* _TASK TO CARRY OUT_: Go through the entries and copy every line that has the string "loss" in it.

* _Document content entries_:
━━━━━━━━
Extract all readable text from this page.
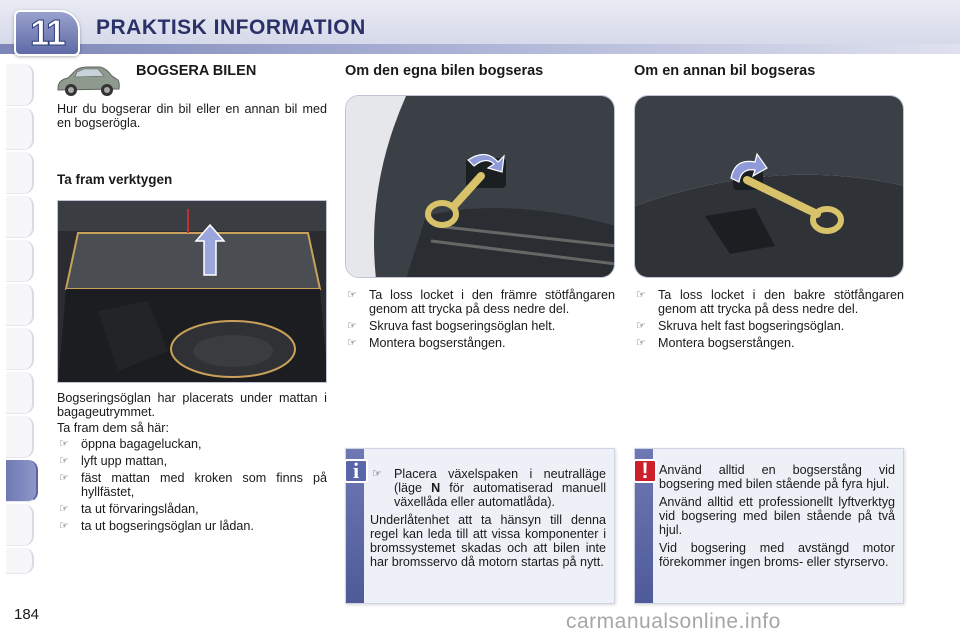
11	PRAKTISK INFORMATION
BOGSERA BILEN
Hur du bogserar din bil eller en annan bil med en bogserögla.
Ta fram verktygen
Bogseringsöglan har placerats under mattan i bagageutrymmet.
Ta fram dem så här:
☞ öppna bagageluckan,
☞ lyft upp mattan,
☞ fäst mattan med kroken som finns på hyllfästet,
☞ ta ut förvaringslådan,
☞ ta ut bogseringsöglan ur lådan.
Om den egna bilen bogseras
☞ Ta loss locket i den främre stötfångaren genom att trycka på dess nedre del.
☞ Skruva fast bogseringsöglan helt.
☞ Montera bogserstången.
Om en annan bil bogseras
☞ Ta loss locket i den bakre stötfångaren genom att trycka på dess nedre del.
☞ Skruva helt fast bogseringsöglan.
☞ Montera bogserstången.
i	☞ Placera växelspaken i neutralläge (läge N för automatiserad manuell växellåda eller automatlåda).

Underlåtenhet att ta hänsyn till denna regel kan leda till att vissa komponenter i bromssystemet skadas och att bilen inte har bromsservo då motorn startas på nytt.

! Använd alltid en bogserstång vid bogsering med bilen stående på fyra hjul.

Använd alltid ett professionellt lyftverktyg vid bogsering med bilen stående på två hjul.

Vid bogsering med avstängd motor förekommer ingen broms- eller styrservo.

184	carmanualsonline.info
━━━━━━━━
* _WRITTEN ANSWER_:
☞ Ta loss locket i den främre stötfångaren genom att trycka på dess nedre del.
☞ Ta loss locket i den bakre stötfångaren genom att trycka på dess nedre del.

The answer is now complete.